** Begin **
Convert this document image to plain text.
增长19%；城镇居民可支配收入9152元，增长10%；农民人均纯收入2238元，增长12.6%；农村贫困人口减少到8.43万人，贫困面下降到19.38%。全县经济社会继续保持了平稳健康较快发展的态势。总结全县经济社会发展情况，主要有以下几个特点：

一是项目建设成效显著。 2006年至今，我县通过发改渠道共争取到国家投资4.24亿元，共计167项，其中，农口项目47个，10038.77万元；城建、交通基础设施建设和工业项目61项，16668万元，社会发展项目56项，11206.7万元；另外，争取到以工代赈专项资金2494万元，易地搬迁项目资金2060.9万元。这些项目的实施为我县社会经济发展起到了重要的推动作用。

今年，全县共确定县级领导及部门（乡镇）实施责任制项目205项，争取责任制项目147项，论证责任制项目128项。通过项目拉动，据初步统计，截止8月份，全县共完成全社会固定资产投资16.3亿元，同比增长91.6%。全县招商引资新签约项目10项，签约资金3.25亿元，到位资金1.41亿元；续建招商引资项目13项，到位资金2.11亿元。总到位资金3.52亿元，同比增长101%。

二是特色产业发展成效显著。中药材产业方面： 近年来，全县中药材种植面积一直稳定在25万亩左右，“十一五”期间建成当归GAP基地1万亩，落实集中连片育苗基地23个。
** End **
** Begin **
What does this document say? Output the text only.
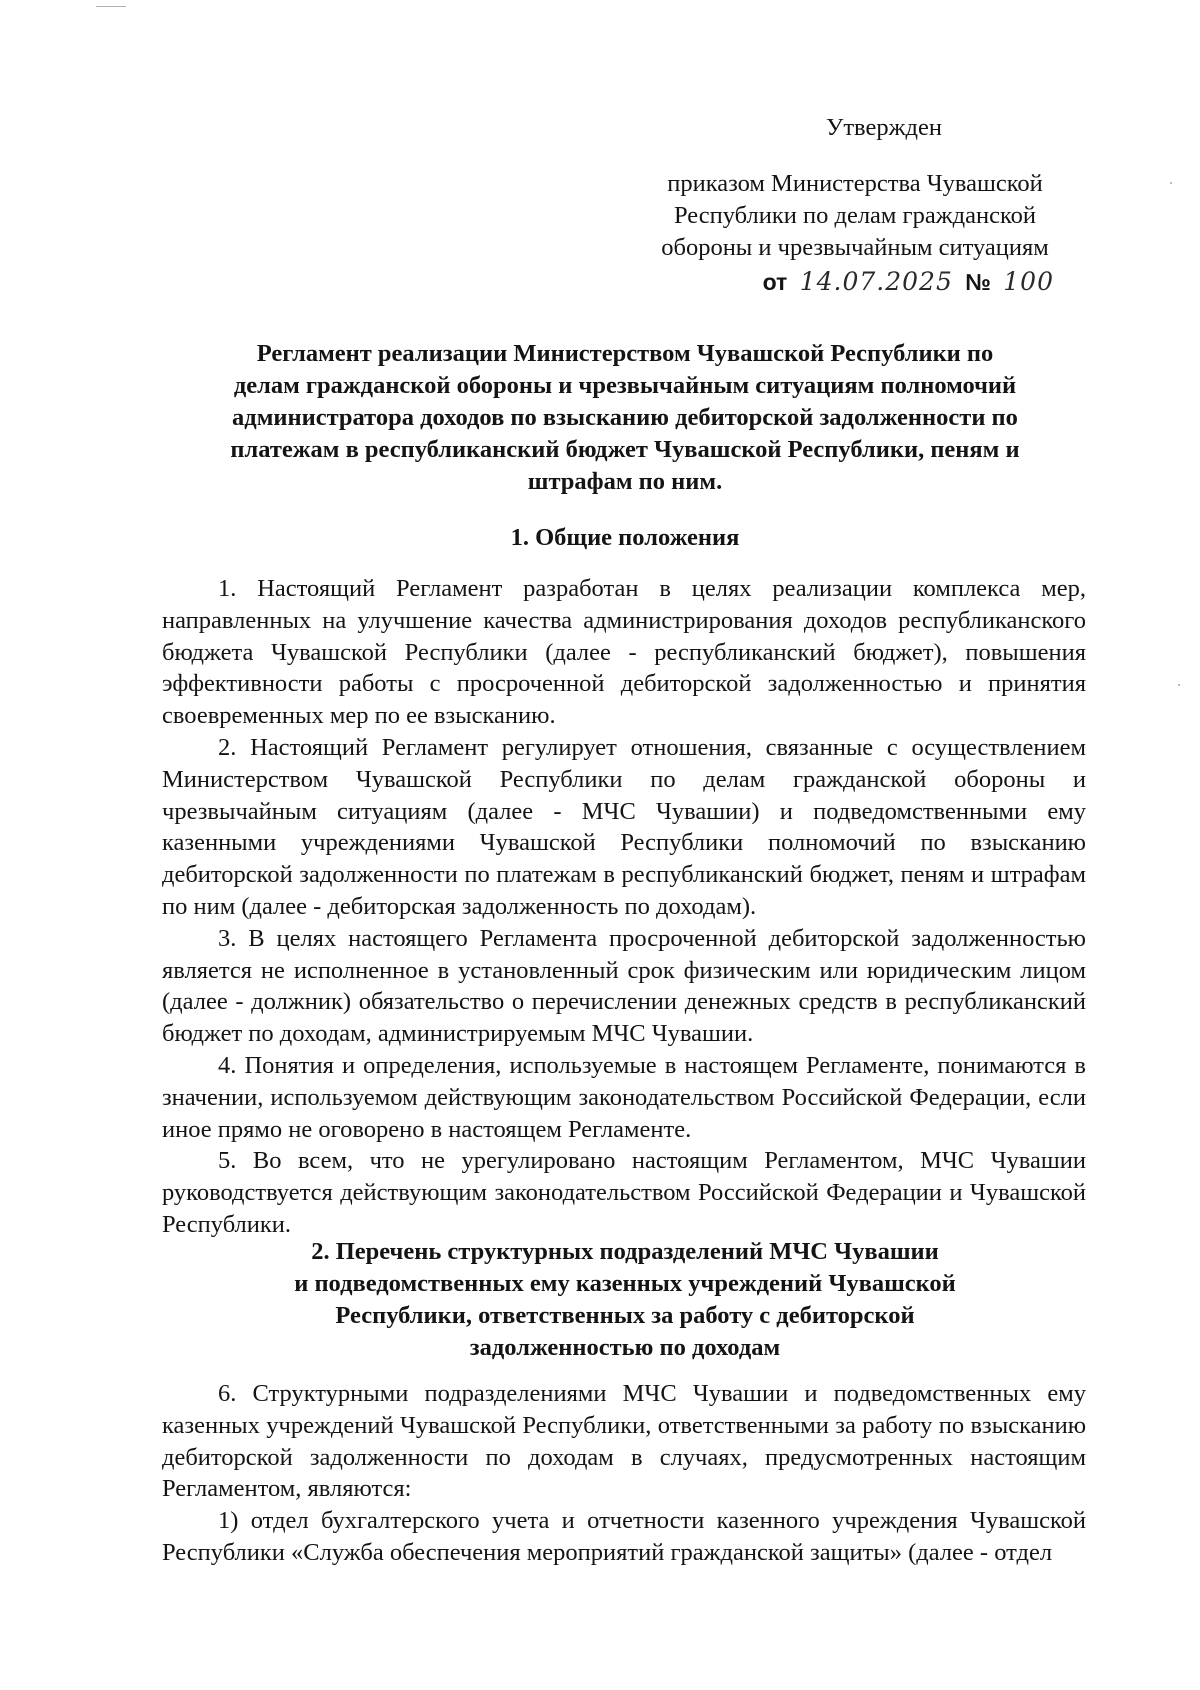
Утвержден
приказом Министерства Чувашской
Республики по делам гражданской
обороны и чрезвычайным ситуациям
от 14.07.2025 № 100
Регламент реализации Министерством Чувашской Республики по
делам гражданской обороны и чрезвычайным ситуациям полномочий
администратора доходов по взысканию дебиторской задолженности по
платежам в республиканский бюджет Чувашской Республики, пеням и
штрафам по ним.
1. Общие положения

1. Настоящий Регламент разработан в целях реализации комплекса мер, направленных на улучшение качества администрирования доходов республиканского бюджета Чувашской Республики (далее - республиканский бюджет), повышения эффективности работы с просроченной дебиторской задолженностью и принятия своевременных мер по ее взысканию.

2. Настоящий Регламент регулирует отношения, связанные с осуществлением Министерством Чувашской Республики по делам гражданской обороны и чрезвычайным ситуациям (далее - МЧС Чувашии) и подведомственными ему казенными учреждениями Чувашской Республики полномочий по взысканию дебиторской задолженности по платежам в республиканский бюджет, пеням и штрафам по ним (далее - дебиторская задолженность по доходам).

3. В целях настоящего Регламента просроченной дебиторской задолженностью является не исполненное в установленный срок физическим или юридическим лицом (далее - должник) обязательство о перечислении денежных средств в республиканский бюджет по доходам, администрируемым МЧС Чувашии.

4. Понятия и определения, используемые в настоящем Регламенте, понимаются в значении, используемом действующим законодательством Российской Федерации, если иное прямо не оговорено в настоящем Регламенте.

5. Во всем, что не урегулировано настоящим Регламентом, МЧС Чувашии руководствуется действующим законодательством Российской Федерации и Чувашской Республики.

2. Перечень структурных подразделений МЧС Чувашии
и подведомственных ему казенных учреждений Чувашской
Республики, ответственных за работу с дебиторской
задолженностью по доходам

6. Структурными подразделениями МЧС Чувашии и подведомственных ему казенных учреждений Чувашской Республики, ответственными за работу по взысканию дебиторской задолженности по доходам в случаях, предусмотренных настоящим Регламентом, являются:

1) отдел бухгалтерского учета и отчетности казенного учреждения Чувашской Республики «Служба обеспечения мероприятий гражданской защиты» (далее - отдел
** End **
- Aim of the exercise:
Find each line holding the word "text" and copy it.

- The result:
Convert this document image to plain text.
What does this document say? Output the text only.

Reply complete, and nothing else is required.